TASK INSTRUCTIONS: Filter this data down to the lines that hold "oceans", and copy them.

## START

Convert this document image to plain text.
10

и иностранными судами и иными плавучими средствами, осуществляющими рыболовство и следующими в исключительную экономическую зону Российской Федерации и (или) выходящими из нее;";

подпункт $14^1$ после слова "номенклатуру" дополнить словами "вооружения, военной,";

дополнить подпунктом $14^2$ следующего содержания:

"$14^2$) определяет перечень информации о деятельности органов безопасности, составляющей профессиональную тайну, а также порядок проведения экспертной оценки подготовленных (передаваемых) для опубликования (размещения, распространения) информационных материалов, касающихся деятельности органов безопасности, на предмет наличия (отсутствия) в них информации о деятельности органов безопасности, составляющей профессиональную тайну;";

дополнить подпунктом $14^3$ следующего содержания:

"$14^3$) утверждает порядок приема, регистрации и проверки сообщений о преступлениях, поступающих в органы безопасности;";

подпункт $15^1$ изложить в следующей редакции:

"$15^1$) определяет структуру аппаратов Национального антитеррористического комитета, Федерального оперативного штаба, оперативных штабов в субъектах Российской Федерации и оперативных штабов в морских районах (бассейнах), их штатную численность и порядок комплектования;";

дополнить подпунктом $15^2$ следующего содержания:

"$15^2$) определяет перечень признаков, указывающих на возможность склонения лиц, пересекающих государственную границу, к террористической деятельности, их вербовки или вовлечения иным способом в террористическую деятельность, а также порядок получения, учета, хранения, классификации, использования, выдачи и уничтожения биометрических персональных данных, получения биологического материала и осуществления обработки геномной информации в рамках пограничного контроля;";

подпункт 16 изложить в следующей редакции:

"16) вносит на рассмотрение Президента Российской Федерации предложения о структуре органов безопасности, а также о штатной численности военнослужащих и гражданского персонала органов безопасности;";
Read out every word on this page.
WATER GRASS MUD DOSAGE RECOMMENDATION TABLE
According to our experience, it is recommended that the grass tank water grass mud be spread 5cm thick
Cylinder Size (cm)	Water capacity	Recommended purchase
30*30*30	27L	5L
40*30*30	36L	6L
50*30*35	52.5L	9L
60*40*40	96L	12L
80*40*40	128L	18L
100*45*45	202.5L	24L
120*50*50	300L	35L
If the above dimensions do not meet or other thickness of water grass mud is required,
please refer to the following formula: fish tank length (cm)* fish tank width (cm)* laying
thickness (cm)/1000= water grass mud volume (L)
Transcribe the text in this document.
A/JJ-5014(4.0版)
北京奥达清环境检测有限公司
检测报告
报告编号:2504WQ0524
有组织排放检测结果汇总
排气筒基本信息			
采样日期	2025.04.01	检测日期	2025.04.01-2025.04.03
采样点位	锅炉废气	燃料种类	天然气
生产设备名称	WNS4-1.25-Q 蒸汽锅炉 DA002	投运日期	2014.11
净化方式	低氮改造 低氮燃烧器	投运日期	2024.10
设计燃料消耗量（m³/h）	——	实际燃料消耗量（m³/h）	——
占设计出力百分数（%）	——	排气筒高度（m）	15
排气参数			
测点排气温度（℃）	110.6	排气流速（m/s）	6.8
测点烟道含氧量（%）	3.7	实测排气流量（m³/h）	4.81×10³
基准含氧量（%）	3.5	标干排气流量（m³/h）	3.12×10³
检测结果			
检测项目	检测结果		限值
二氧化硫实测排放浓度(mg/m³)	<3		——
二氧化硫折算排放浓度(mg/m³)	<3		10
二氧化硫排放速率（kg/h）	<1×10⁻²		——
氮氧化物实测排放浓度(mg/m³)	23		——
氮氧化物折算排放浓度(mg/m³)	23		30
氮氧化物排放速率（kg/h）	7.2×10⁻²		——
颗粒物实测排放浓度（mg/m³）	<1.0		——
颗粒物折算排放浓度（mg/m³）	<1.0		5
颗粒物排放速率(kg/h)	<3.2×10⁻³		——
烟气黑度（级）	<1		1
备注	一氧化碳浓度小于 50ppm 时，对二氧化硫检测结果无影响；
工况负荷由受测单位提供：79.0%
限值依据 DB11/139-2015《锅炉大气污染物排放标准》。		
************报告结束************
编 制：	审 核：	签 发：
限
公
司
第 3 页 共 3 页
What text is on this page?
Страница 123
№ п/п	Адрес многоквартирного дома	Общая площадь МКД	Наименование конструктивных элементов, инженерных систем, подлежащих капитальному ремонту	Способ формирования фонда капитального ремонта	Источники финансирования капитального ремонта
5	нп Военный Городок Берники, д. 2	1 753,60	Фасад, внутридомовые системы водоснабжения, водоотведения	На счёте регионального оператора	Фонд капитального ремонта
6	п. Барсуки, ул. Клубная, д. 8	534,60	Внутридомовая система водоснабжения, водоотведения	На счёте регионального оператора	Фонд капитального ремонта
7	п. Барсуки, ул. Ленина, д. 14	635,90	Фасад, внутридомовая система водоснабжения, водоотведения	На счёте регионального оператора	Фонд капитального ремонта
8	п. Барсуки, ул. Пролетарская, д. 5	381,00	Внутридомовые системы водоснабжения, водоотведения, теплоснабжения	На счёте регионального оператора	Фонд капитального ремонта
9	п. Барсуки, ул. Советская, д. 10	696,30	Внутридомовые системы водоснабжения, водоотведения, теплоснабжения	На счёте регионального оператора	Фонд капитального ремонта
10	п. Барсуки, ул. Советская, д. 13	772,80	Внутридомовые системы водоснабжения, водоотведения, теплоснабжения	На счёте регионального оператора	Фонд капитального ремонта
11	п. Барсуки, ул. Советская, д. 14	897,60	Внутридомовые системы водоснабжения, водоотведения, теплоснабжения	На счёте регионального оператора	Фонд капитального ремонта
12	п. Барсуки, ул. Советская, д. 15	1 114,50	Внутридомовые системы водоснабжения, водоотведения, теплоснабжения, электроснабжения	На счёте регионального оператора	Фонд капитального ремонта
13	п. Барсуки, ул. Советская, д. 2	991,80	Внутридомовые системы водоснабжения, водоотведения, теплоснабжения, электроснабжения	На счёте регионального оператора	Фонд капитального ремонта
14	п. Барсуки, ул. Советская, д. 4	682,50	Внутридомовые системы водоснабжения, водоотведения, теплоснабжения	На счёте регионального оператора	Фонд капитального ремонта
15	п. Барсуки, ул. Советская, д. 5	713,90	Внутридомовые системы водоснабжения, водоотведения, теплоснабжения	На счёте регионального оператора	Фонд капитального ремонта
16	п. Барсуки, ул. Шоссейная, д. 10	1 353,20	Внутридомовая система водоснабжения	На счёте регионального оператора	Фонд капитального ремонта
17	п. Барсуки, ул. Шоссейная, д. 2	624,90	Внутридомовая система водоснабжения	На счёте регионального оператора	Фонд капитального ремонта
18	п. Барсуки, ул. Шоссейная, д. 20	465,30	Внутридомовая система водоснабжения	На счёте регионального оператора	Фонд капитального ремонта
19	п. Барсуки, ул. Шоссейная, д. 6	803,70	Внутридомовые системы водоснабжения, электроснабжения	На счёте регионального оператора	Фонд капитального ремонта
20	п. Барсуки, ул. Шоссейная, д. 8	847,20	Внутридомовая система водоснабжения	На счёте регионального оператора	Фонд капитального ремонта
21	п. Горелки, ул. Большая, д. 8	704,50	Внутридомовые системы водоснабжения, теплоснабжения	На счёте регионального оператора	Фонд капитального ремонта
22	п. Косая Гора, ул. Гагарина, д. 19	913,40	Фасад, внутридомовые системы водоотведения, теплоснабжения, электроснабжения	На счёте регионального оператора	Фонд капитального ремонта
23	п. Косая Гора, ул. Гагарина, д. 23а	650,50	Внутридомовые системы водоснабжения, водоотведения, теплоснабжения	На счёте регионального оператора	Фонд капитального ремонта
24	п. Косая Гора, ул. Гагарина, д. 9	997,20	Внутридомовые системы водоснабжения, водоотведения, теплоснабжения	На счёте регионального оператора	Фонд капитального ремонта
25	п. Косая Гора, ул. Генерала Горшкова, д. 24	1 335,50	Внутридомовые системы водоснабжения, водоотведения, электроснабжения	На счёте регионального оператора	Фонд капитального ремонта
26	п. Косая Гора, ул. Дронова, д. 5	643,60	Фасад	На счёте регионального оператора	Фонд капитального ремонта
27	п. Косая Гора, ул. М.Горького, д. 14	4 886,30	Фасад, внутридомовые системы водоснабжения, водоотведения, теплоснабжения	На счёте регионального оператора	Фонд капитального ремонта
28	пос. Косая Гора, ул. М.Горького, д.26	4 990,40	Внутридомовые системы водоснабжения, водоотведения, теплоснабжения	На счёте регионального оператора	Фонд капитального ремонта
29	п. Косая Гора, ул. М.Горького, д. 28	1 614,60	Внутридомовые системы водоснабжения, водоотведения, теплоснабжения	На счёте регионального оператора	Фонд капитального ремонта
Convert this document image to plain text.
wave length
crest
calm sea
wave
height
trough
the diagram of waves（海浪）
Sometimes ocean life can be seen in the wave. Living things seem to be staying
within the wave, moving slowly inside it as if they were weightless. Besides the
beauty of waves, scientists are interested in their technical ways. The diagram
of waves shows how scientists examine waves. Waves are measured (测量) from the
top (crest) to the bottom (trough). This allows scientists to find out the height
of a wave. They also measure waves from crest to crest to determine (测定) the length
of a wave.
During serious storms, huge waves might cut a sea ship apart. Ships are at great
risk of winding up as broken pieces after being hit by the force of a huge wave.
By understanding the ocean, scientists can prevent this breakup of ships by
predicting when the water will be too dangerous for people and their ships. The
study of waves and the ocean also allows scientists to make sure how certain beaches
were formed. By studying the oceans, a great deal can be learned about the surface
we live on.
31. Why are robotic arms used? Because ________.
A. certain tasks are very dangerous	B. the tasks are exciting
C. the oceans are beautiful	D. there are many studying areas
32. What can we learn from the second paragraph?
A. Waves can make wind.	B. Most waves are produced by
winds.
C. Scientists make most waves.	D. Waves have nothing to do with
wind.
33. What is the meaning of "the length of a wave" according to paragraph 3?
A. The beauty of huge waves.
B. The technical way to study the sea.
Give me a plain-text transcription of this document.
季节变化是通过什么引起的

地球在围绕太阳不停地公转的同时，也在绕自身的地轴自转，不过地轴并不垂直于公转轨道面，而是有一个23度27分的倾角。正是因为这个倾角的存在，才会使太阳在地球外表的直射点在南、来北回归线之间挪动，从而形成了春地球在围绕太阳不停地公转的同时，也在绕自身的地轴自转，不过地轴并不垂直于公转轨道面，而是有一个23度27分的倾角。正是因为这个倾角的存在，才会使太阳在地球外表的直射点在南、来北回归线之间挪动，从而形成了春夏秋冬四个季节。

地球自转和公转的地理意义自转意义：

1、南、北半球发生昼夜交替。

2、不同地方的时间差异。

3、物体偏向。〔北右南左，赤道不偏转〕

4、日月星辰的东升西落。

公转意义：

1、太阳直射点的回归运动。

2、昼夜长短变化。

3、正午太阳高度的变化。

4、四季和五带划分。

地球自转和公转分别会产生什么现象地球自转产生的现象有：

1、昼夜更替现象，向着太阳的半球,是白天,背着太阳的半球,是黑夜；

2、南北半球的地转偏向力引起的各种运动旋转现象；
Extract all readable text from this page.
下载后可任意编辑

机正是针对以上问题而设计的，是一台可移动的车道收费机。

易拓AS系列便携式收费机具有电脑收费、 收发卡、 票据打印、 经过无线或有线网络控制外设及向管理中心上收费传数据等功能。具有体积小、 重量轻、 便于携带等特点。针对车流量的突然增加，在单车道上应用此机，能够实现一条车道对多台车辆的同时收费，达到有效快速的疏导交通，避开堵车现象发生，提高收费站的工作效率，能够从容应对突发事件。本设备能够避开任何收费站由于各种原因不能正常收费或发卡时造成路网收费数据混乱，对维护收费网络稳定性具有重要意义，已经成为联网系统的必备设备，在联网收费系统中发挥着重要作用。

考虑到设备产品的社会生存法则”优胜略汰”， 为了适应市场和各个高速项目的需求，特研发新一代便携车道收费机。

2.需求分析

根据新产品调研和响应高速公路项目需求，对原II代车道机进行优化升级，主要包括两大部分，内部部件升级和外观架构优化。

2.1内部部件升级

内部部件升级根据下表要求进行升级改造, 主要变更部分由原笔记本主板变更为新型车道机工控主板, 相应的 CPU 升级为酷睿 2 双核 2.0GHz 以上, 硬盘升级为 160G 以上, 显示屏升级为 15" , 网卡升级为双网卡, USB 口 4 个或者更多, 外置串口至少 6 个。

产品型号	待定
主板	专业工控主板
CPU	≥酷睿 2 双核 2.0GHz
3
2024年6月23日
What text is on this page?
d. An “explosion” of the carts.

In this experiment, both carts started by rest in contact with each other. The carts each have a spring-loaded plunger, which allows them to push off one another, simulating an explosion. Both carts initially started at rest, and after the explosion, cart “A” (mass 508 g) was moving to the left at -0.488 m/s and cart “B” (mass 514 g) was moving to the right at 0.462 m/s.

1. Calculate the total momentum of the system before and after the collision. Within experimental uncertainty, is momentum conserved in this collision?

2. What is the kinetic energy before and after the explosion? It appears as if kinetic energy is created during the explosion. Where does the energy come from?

## END

TASK SOLUTION:
were formed. By studying the oceans, a great deal can be learned about the surface
C. the oceans are beautiful	D. there are many studying areas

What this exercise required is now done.